(Extracts from a graphics dataset)
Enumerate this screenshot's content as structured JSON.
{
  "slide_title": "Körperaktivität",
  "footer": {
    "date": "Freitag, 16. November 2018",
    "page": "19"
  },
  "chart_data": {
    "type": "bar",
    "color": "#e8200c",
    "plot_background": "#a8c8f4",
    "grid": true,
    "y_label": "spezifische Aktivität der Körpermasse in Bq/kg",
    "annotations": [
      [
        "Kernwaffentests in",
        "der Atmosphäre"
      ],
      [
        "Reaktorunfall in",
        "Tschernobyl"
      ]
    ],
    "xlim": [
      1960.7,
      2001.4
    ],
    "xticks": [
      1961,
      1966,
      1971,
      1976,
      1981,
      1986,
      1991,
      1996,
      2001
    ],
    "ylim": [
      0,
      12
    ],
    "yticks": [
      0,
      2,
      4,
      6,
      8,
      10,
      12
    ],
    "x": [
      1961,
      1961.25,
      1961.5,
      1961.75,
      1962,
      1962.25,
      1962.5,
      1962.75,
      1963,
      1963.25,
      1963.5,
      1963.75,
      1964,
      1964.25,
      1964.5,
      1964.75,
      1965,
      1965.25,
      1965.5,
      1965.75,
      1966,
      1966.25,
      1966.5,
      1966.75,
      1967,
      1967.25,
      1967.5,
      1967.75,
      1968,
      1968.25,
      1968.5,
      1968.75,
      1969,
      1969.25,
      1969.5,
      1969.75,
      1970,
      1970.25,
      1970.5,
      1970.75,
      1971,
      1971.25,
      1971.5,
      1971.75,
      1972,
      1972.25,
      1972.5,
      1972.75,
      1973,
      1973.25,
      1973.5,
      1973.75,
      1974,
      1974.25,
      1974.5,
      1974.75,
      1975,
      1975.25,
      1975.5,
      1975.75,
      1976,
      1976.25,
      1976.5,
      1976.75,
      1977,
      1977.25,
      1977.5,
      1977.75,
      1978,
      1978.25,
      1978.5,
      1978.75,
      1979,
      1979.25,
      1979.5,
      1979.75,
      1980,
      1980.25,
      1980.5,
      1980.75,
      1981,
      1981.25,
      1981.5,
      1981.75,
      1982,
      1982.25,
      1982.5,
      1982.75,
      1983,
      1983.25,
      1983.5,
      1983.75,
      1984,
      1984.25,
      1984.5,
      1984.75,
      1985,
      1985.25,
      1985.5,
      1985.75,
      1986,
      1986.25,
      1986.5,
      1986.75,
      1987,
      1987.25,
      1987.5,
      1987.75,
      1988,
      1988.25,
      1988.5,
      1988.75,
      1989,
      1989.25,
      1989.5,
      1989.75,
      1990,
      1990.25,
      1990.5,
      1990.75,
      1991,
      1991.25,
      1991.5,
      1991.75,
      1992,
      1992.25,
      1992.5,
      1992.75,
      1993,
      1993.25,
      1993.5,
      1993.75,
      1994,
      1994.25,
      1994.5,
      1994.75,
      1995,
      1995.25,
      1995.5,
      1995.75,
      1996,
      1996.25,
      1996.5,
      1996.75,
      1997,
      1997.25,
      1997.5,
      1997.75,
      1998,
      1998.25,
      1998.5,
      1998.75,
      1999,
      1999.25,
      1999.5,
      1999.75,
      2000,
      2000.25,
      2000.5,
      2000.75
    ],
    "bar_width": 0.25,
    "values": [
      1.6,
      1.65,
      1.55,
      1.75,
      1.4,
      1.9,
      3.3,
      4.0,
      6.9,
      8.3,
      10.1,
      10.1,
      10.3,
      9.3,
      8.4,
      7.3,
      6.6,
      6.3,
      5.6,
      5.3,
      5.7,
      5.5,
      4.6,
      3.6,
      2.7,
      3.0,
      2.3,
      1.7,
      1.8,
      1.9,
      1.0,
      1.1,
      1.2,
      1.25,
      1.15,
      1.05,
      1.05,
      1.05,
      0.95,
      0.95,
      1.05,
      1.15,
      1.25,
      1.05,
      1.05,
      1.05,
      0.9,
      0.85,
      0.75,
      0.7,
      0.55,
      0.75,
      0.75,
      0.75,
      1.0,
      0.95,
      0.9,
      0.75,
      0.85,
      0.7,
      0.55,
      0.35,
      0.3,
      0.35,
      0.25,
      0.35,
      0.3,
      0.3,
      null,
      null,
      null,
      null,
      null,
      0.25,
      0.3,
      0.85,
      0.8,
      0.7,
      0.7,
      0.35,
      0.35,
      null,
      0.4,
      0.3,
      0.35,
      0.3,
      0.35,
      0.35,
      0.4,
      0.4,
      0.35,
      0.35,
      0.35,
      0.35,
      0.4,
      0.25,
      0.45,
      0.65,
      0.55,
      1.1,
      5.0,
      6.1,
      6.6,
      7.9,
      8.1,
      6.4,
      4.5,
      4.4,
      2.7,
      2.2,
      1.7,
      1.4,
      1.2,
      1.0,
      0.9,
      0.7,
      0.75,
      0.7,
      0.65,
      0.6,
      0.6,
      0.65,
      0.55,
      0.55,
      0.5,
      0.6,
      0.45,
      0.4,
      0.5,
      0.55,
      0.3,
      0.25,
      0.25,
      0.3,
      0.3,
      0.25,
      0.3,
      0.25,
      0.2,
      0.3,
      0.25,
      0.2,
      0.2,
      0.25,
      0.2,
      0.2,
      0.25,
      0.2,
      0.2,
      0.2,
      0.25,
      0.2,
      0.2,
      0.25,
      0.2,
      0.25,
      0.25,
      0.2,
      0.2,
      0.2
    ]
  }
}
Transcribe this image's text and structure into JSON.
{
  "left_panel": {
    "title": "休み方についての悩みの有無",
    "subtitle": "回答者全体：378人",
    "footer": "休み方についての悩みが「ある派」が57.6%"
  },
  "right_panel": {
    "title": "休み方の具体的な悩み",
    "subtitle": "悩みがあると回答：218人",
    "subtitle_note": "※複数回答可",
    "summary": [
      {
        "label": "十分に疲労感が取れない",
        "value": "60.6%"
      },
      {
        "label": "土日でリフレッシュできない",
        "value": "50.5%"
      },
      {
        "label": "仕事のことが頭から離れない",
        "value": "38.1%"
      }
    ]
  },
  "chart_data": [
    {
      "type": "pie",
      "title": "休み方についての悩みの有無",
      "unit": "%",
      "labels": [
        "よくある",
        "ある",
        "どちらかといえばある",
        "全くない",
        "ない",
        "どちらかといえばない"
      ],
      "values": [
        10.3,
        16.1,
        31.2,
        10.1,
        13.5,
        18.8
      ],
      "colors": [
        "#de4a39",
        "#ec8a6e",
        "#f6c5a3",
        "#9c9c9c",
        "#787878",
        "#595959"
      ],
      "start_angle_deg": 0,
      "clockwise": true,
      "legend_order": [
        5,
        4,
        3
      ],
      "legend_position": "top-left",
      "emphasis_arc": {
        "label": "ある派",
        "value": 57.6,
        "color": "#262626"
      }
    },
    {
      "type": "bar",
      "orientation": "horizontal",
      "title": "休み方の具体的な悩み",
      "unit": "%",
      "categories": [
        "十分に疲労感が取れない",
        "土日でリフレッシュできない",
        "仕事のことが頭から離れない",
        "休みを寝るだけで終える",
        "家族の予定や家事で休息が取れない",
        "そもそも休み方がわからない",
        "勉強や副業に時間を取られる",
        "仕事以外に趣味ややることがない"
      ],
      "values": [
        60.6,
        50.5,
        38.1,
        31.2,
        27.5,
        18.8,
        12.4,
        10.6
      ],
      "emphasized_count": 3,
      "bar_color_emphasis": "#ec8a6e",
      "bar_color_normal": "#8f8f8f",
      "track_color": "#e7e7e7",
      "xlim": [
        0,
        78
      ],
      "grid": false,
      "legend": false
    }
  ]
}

* SHORT TASK
Print every entry exactly as written.

* TASK OUTPUT
Enumerate this screenshot's content as structured JSON.
{
  "slide_title": "Körperaktivität",
  "footer": {
    "date": "Freitag, 16. November 2018",
    "page": "19"
  },
  "chart_data": {
    "type": "bar",
    "color": "#e8200c",
    "plot_background": "#a8c8f4",
    "grid": true,
    "y_label": "spezifische Aktivität der Körpermasse in Bq/kg",
    "annotations": [
      [
        "Kernwaffentests in",
        "der Atmosphäre"
      ],
      [
        "Reaktorunfall in",
        "Tschernobyl"
      ]
    ],
    "xlim": [
      1960.7,
      2001.4
    ],
    "xticks": [
      1961,
      1966,
      1971,
      1976,
      1981,
      1986,
      1991,
      1996,
      2001
    ],
    "ylim": [
      0,
      12
    ],
    "yticks": [
      0,
      2,
      4,
      6,
      8,
      10,
      12
    ],
    "x": [
      1961,
      1961.25,
      1961.5,
      1961.75,
      1962,
      1962.25,
      1962.5,
      1962.75,
      1963,
      1963.25,
      1963.5,
      1963.75,
      1964,
      1964.25,
      1964.5,
      1964.75,
      1965,
      1965.25,
      1965.5,
      1965.75,
      1966,
      1966.25,
      1966.5,
      1966.75,
      1967,
      1967.25,
      1967.5,
      1967.75,
      1968,
      1968.25,
      1968.5,
      1968.75,
      1969,
      1969.25,
      1969.5,
      1969.75,
      1970,
      1970.25,
      1970.5,
      1970.75,
      1971,
      1971.25,
      1971.5,
      1971.75,
      1972,
      1972.25,
      1972.5,
      1972.75,
      1973,
      1973.25,
      1973.5,
      1973.75,
      1974,
      1974.25,
      1974.5,
      1974.75,
      1975,
      1975.25,
      1975.5,
      1975.75,
      1976,
      1976.25,
      1976.5,
      1976.75,
      1977,
      1977.25,
      1977.5,
      1977.75,
      1978,
      1978.25,
      1978.5,
      1978.75,
      1979,
      1979.25,
      1979.5,
      1979.75,
      1980,
      1980.25,
      1980.5,
      1980.75,
      1981,
      1981.25,
      1981.5,
      1981.75,
      1982,
      1982.25,
      1982.5,
      1982.75,
      1983,
      1983.25,
      1983.5,
      1983.75,
      1984,
      1984.25,
      1984.5,
      1984.75,
      1985,
      1985.25,
      1985.5,
      1985.75,
      1986,
      1986.25,
      1986.5,
      1986.75,
      1987,
      1987.25,
      1987.5,
      1987.75,
      1988,
      1988.25,
      1988.5,
      1988.75,
      1989,
      1989.25,
      1989.5,
      1989.75,
      1990,
      1990.25,
      1990.5,
      1990.75,
      1991,
      1991.25,
      1991.5,
      1991.75,
      1992,
      1992.25,
      1992.5,
      1992.75,
      1993,
      1993.25,
      1993.5,
      1993.75,
      1994,
      1994.25,
      1994.5,
      1994.75,
      1995,
      1995.25,
      1995.5,
      1995.75,
      1996,
      1996.25,
      1996.5,
      1996.75,
      1997,
      1997.25,
      1997.5,
      1997.75,
      1998,
      1998.25,
      1998.5,
      1998.75,
      1999,
      1999.25,
      1999.5,
      1999.75,
      2000,
      2000.25,
      2000.5,
      2000.75
    ],
    "bar_width": 0.25,
    "values": [
      1.6,
      1.65,
      1.55,
      1.75,
      1.4,
      1.9,
      3.3,
      4.0,
      6.9,
      8.3,
      10.1,
      10.1,
      10.3,
      9.3,
      8.4,
      7.3,
      6.6,
      6.3,
      5.6,
      5.3,
      5.7,
      5.5,
      4.6,
      3.6,
      2.7,
      3.0,
      2.3,
      1.7,
      1.8,
      1.9,
      1.0,
      1.1,
      1.2,
      1.25,
      1.15,
      1.05,
      1.05,
      1.05,
      0.95,
      0.95,
      1.05,
      1.15,
      1.25,
      1.05,
      1.05,
      1.05,
      0.9,
      0.85,
      0.75,
      0.7,
      0.55,
      0.75,
      0.75,
      0.75,
      1.0,
      0.95,
      0.9,
      0.75,
      0.85,
      0.7,
      0.55,
      0.35,
      0.3,
      0.35,
      0.25,
      0.35,
      0.3,
      0.3,
      null,
      null,
      null,
      null,
      null,
      0.25,
      0.3,
      0.85,
      0.8,
      0.7,
      0.7,
      0.35,
      0.35,
      null,
      0.4,
      0.3,
      0.35,
      0.3,
      0.35,
      0.35,
      0.4,
      0.4,
      0.35,
      0.35,
      0.35,
      0.35,
      0.4,
      0.25,
      0.45,
      0.65,
      0.55,
      1.1,
      5.0,
      6.1,
      6.6,
      7.9,
      8.1,
      6.4,
      4.5,
      4.4,
      2.7,
      2.2,
      1.7,
      1.4,
      1.2,
      1.0,
      0.9,
      0.7,
      0.75,
      0.7,
      0.65,
      0.6,
      0.6,
      0.65,
      0.55,
      0.55,
      0.5,
      0.6,
      0.45,
      0.4,
      0.5,
      0.55,
      0.3,
      0.25,
      0.25,
      0.3,
      0.3,
      0.25,
      0.3,
      0.25,
      0.2,
      0.3,
      0.25,
      0.2,
      0.2,
      0.25,
      0.2,
      0.2,
      0.25,
      0.2,
      0.2,
      0.2,
      0.25,
      0.2,
      0.2,
      0.25,
      0.2,
      0.25,
      0.25,
      0.2,
      0.2,
      0.2
    ]
  }
}
Transcribe this image's text and structure into JSON.
{
  "left_panel": {
    "title": "休み方についての悩みの有無",
    "subtitle": "回答者全体：378人",
    "footer": "休み方についての悩みが「ある派」が57.6%"
  },
  "right_panel": {
    "title": "休み方の具体的な悩み",
    "subtitle": "悩みがあると回答：218人",
    "subtitle_note": "※複数回答可",
    "summary": [
      {
        "label": "十分に疲労感が取れない",
        "value": "60.6%"
      },
      {
        "label": "土日でリフレッシュできない",
        "value": "50.5%"
      },
      {
        "label": "仕事のことが頭から離れない",
        "value": "38.1%"
      }
    ]
  },
  "chart_data": [
    {
      "type": "pie",
      "title": "休み方についての悩みの有無",
      "unit": "%",
      "labels": [
        "よくある",
        "ある",
        "どちらかといえばある",
        "全くない",
        "ない",
        "どちらかといえばない"
      ],
      "values": [
        10.3,
        16.1,
        31.2,
        10.1,
        13.5,
        18.8
      ],
      "colors": [
        "#de4a39",
        "#ec8a6e",
        "#f6c5a3",
        "#9c9c9c",
        "#787878",
        "#595959"
      ],
      "start_angle_deg": 0,
      "clockwise": true,
      "legend_order": [
        5,
        4,
        3
      ],
      "legend_position": "top-left",
      "emphasis_arc": {
        "label": "ある派",
        "value": 57.6,
        "color": "#262626"
      }
    },
    {
      "type": "bar",
      "orientation": "horizontal",
      "title": "休み方の具体的な悩み",
      "unit": "%",
      "categories": [
        "十分に疲労感が取れない",
        "土日でリフレッシュできない",
        "仕事のことが頭から離れない",
        "休みを寝るだけで終える",
        "家族の予定や家事で休息が取れない",
        "そもそも休み方がわからない",
        "勉強や副業に時間を取られる",
        "仕事以外に趣味ややることがない"
      ],
      "values": [
        60.6,
        50.5,
        38.1,
        31.2,
        27.5,
        18.8,
        12.4,
        10.6
      ],
      "emphasized_count": 3,
      "bar_color_emphasis": "#ec8a6e",
      "bar_color_normal": "#8f8f8f",
      "track_color": "#e7e7e7",
      "xlim": [
        0,
        78
      ],
      "grid": false,
      "legend": false
    }
  ]
}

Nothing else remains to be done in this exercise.